▶ [Exercise]:
A faithful transcription of all the data is required.

[Extracted data entries]
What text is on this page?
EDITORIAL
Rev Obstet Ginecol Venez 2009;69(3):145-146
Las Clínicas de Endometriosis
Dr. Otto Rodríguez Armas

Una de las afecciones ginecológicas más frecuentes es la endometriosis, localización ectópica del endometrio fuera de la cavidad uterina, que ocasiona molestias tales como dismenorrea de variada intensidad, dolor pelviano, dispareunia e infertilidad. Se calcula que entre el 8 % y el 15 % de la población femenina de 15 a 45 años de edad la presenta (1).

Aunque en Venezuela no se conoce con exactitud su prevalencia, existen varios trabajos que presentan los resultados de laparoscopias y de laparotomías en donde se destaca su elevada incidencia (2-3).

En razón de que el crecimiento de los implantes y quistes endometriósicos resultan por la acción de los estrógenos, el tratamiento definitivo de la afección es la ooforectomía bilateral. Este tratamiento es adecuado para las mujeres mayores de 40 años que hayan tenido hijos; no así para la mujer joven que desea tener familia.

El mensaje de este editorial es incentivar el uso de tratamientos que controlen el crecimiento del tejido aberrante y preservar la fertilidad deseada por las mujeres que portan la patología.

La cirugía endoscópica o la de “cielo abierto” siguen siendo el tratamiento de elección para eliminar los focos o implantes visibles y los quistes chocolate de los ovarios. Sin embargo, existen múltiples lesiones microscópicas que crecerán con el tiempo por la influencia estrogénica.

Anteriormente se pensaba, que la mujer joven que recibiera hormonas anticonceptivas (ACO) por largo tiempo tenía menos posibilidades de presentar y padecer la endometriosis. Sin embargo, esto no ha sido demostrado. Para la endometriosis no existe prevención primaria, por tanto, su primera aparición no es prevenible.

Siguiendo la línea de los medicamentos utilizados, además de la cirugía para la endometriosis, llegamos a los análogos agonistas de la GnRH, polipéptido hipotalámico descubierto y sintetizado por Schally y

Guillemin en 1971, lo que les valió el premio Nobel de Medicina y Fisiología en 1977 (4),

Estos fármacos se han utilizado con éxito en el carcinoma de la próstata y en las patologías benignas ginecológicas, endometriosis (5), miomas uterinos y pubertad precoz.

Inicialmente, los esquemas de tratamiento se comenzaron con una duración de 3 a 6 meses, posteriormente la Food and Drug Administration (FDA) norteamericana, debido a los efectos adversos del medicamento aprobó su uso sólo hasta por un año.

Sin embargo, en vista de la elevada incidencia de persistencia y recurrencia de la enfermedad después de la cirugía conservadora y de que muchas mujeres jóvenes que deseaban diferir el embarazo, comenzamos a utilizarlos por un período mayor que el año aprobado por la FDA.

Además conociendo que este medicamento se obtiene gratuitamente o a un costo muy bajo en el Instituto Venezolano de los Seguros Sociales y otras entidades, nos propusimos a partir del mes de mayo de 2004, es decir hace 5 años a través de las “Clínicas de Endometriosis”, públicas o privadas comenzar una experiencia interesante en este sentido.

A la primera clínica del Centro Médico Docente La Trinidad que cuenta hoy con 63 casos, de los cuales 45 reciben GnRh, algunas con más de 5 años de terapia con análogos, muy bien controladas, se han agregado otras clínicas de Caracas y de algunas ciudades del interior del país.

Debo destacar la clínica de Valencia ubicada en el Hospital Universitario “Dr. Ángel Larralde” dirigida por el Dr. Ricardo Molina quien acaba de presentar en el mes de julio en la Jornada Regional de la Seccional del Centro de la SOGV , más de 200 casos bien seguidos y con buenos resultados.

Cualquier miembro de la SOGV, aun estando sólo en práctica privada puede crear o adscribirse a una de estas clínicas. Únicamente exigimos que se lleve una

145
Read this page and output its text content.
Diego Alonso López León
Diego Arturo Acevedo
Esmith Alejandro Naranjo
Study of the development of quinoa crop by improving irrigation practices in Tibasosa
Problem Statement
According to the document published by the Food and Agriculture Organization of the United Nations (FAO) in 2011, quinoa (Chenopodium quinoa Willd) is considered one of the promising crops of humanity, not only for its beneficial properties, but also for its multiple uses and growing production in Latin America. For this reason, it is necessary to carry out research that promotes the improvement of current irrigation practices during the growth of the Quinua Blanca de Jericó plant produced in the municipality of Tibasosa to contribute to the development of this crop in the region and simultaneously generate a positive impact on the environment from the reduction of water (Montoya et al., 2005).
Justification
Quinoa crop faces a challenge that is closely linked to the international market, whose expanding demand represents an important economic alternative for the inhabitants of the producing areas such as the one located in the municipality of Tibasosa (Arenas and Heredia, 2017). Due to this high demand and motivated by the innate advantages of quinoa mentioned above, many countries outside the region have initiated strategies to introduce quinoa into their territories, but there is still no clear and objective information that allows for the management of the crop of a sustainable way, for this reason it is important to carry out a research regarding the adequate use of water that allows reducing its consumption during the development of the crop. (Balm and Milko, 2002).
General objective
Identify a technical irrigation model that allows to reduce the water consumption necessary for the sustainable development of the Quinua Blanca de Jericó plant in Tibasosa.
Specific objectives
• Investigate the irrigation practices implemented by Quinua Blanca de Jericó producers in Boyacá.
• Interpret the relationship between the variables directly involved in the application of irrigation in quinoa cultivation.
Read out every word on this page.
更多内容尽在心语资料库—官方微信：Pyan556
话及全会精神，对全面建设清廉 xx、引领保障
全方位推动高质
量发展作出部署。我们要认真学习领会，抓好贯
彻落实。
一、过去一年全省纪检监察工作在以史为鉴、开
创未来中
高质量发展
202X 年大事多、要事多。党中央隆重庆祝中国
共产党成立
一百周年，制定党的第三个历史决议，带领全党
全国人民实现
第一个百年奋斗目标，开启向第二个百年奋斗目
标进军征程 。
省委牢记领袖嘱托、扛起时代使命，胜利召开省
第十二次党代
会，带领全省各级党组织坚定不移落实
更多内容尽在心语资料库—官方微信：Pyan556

▶ [Written answer]:
What text is on this page?
EDITORIAL
Rev Obstet Ginecol Venez 2009;69(3):145-146
Las Clínicas de Endometriosis
Dr. Otto Rodríguez Armas

Una de las afecciones ginecológicas más frecuentes es la endometriosis, localización ectópica del endometrio fuera de la cavidad uterina, que ocasiona molestias tales como dismenorrea de variada intensidad, dolor pelviano, dispareunia e infertilidad. Se calcula que entre el 8 % y el 15 % de la población femenina de 15 a 45 años de edad la presenta (1).

Aunque en Venezuela no se conoce con exactitud su prevalencia, existen varios trabajos que presentan los resultados de laparoscopias y de laparotomías en donde se destaca su elevada incidencia (2-3).

En razón de que el crecimiento de los implantes y quistes endometriósicos resultan por la acción de los estrógenos, el tratamiento definitivo de la afección es la ooforectomía bilateral. Este tratamiento es adecuado para las mujeres mayores de 40 años que hayan tenido hijos; no así para la mujer joven que desea tener familia.

El mensaje de este editorial es incentivar el uso de tratamientos que controlen el crecimiento del tejido aberrante y preservar la fertilidad deseada por las mujeres que portan la patología.

La cirugía endoscópica o la de “cielo abierto” siguen siendo el tratamiento de elección para eliminar los focos o implantes visibles y los quistes chocolate de los ovarios. Sin embargo, existen múltiples lesiones microscópicas que crecerán con el tiempo por la influencia estrogénica.

Anteriormente se pensaba, que la mujer joven que recibiera hormonas anticonceptivas (ACO) por largo tiempo tenía menos posibilidades de presentar y padecer la endometriosis. Sin embargo, esto no ha sido demostrado. Para la endometriosis no existe prevención primaria, por tanto, su primera aparición no es prevenible.

Siguiendo la línea de los medicamentos utilizados, además de la cirugía para la endometriosis, llegamos a los análogos agonistas de la GnRH, polipéptido hipotalámico descubierto y sintetizado por Schally y

Guillemin en 1971, lo que les valió el premio Nobel de Medicina y Fisiología en 1977 (4),

Estos fármacos se han utilizado con éxito en el carcinoma de la próstata y en las patologías benignas ginecológicas, endometriosis (5), miomas uterinos y pubertad precoz.

Inicialmente, los esquemas de tratamiento se comenzaron con una duración de 3 a 6 meses, posteriormente la Food and Drug Administration (FDA) norteamericana, debido a los efectos adversos del medicamento aprobó su uso sólo hasta por un año.

Sin embargo, en vista de la elevada incidencia de persistencia y recurrencia de la enfermedad después de la cirugía conservadora y de que muchas mujeres jóvenes que deseaban diferir el embarazo, comenzamos a utilizarlos por un período mayor que el año aprobado por la FDA.

Además conociendo que este medicamento se obtiene gratuitamente o a un costo muy bajo en el Instituto Venezolano de los Seguros Sociales y otras entidades, nos propusimos a partir del mes de mayo de 2004, es decir hace 5 años a través de las “Clínicas de Endometriosis”, públicas o privadas comenzar una experiencia interesante en este sentido.

A la primera clínica del Centro Médico Docente La Trinidad que cuenta hoy con 63 casos, de los cuales 45 reciben GnRh, algunas con más de 5 años de terapia con análogos, muy bien controladas, se han agregado otras clínicas de Caracas y de algunas ciudades del interior del país.

Debo destacar la clínica de Valencia ubicada en el Hospital Universitario “Dr. Ángel Larralde” dirigida por el Dr. Ricardo Molina quien acaba de presentar en el mes de julio en la Jornada Regional de la Seccional del Centro de la SOGV , más de 200 casos bien seguidos y con buenos resultados.

Cualquier miembro de la SOGV, aun estando sólo en práctica privada puede crear o adscribirse a una de estas clínicas. Únicamente exigimos que se lleve una

145
Read this page and output its text content.
Diego Alonso López León
Diego Arturo Acevedo
Esmith Alejandro Naranjo
Study of the development of quinoa crop by improving irrigation practices in Tibasosa
Problem Statement
According to the document published by the Food and Agriculture Organization of the United Nations (FAO) in 2011, quinoa (Chenopodium quinoa Willd) is considered one of the promising crops of humanity, not only for its beneficial properties, but also for its multiple uses and growing production in Latin America. For this reason, it is necessary to carry out research that promotes the improvement of current irrigation practices during the growth of the Quinua Blanca de Jericó plant produced in the municipality of Tibasosa to contribute to the development of this crop in the region and simultaneously generate a positive impact on the environment from the reduction of water (Montoya et al., 2005).
Justification
Quinoa crop faces a challenge that is closely linked to the international market, whose expanding demand represents an important economic alternative for the inhabitants of the producing areas such as the one located in the municipality of Tibasosa (Arenas and Heredia, 2017). Due to this high demand and motivated by the innate advantages of quinoa mentioned above, many countries outside the region have initiated strategies to introduce quinoa into their territories, but there is still no clear and objective information that allows for the management of the crop of a sustainable way, for this reason it is important to carry out a research regarding the adequate use of water that allows reducing its consumption during the development of the crop. (Balm and Milko, 2002).
General objective
Identify a technical irrigation model that allows to reduce the water consumption necessary for the sustainable development of the Quinua Blanca de Jericó plant in Tibasosa.
Specific objectives
• Investigate the irrigation practices implemented by Quinua Blanca de Jericó producers in Boyacá.
• Interpret the relationship between the variables directly involved in the application of irrigation in quinoa cultivation.
Read out every word on this page.
更多内容尽在心语资料库—官方微信：Pyan556
话及全会精神，对全面建设清廉 xx、引领保障
全方位推动高质
量发展作出部署。我们要认真学习领会，抓好贯
彻落实。
一、过去一年全省纪检监察工作在以史为鉴、开
创未来中
高质量发展
202X 年大事多、要事多。党中央隆重庆祝中国
共产党成立
一百周年，制定党的第三个历史决议，带领全党
全国人民实现
第一个百年奋斗目标，开启向第二个百年奋斗目
标进军征程 。
省委牢记领袖嘱托、扛起时代使命，胜利召开省
第十二次党代
会，带领全省各级党组织坚定不移落实
更多内容尽在心语资料库—官方微信：Pyan556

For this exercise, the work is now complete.